● The request
Print, exactly and completely, every entry in the data.

_____

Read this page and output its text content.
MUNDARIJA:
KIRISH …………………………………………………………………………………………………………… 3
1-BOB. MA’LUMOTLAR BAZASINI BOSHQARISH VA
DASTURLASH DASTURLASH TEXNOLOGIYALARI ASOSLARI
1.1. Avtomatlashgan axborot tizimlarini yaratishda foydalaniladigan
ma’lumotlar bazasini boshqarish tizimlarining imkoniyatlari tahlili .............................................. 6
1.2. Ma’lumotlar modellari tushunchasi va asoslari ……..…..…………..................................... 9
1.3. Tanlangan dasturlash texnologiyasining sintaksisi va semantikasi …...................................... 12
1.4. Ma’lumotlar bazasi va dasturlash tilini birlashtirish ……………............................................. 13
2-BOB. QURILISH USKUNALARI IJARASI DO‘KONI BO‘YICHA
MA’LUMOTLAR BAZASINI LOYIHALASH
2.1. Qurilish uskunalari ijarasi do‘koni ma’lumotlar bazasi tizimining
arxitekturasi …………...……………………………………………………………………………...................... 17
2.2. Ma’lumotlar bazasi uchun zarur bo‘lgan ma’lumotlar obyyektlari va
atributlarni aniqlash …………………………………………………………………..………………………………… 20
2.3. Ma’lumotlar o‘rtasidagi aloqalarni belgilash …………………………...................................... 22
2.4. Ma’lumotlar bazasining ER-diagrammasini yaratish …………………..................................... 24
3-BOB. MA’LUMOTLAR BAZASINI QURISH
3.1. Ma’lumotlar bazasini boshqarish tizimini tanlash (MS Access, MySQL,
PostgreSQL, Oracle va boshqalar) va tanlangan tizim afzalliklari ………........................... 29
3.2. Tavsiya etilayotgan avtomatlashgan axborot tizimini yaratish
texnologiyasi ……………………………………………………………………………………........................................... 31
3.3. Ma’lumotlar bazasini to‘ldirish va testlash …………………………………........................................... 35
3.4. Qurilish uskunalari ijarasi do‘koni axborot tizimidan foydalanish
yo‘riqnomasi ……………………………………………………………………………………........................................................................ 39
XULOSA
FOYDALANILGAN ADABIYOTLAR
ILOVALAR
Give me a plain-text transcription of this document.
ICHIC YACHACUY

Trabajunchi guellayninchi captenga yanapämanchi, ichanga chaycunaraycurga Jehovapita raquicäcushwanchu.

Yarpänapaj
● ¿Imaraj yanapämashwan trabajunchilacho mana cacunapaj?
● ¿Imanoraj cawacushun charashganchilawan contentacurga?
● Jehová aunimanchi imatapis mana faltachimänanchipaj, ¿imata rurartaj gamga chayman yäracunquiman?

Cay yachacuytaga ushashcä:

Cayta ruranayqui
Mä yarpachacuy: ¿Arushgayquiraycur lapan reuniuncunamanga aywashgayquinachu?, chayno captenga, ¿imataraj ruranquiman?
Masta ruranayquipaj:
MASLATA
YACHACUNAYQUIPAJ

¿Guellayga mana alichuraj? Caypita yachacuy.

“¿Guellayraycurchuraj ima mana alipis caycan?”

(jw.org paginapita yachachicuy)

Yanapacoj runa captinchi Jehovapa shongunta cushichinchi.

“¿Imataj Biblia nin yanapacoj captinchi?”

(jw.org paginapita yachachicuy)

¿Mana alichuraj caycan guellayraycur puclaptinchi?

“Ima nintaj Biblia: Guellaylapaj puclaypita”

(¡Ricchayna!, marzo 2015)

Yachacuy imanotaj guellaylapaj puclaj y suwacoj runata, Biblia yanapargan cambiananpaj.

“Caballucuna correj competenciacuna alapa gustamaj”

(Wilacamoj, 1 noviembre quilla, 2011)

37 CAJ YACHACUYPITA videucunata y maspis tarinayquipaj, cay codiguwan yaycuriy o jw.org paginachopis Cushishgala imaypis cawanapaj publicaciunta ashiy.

_____

● Result for this task
Read this page and output its text content.
MUNDARIJA:
KIRISH …………………………………………………………………………………………………………… 3
1-BOB. MA’LUMOTLAR BAZASINI BOSHQARISH VA
DASTURLASH DASTURLASH TEXNOLOGIYALARI ASOSLARI
1.1. Avtomatlashgan axborot tizimlarini yaratishda foydalaniladigan
ma’lumotlar bazasini boshqarish tizimlarining imkoniyatlari tahlili .............................................. 6
1.2. Ma’lumotlar modellari tushunchasi va asoslari ……..…..…………..................................... 9
1.3. Tanlangan dasturlash texnologiyasining sintaksisi va semantikasi …...................................... 12
1.4. Ma’lumotlar bazasi va dasturlash tilini birlashtirish ……………............................................. 13
2-BOB. QURILISH USKUNALARI IJARASI DO‘KONI BO‘YICHA
MA’LUMOTLAR BAZASINI LOYIHALASH
2.1. Qurilish uskunalari ijarasi do‘koni ma’lumotlar bazasi tizimining
arxitekturasi …………...……………………………………………………………………………...................... 17
2.2. Ma’lumotlar bazasi uchun zarur bo‘lgan ma’lumotlar obyyektlari va
atributlarni aniqlash …………………………………………………………………..………………………………… 20
2.3. Ma’lumotlar o‘rtasidagi aloqalarni belgilash …………………………...................................... 22
2.4. Ma’lumotlar bazasining ER-diagrammasini yaratish …………………..................................... 24
3-BOB. MA’LUMOTLAR BAZASINI QURISH
3.1. Ma’lumotlar bazasini boshqarish tizimini tanlash (MS Access, MySQL,
PostgreSQL, Oracle va boshqalar) va tanlangan tizim afzalliklari ………........................... 29
3.2. Tavsiya etilayotgan avtomatlashgan axborot tizimini yaratish
texnologiyasi ……………………………………………………………………………………........................................... 31
3.3. Ma’lumotlar bazasini to‘ldirish va testlash …………………………………........................................... 35
3.4. Qurilish uskunalari ijarasi do‘koni axborot tizimidan foydalanish
yo‘riqnomasi ……………………………………………………………………………………........................................................................ 39
XULOSA
FOYDALANILGAN ADABIYOTLAR
ILOVALAR
Give me a plain-text transcription of this document.
ICHIC YACHACUY

Trabajunchi guellayninchi captenga yanapämanchi, ichanga chaycunaraycurga Jehovapita raquicäcushwanchu.

Yarpänapaj
● ¿Imaraj yanapämashwan trabajunchilacho mana cacunapaj?
● ¿Imanoraj cawacushun charashganchilawan contentacurga?
● Jehová aunimanchi imatapis mana faltachimänanchipaj, ¿imata rurartaj gamga chayman yäracunquiman?

Cay yachacuytaga ushashcä:

Cayta ruranayqui
Mä yarpachacuy: ¿Arushgayquiraycur lapan reuniuncunamanga aywashgayquinachu?, chayno captenga, ¿imataraj ruranquiman?
Masta ruranayquipaj:
MASLATA
YACHACUNAYQUIPAJ

¿Guellayga mana alichuraj? Caypita yachacuy.

“¿Guellayraycurchuraj ima mana alipis caycan?”

(jw.org paginapita yachachicuy)

Yanapacoj runa captinchi Jehovapa shongunta cushichinchi.

“¿Imataj Biblia nin yanapacoj captinchi?”

(jw.org paginapita yachachicuy)

¿Mana alichuraj caycan guellayraycur puclaptinchi?

“Ima nintaj Biblia: Guellaylapaj puclaypita”

(¡Ricchayna!, marzo 2015)

Yachacuy imanotaj guellaylapaj puclaj y suwacoj runata, Biblia yanapargan cambiananpaj.

“Caballucuna correj competenciacuna alapa gustamaj”

(Wilacamoj, 1 noviembre quilla, 2011)

37 CAJ YACHACUYPITA videucunata y maspis tarinayquipaj, cay codiguwan yaycuriy o jw.org paginachopis Cushishgala imaypis cawanapaj publicaciunta ashiy.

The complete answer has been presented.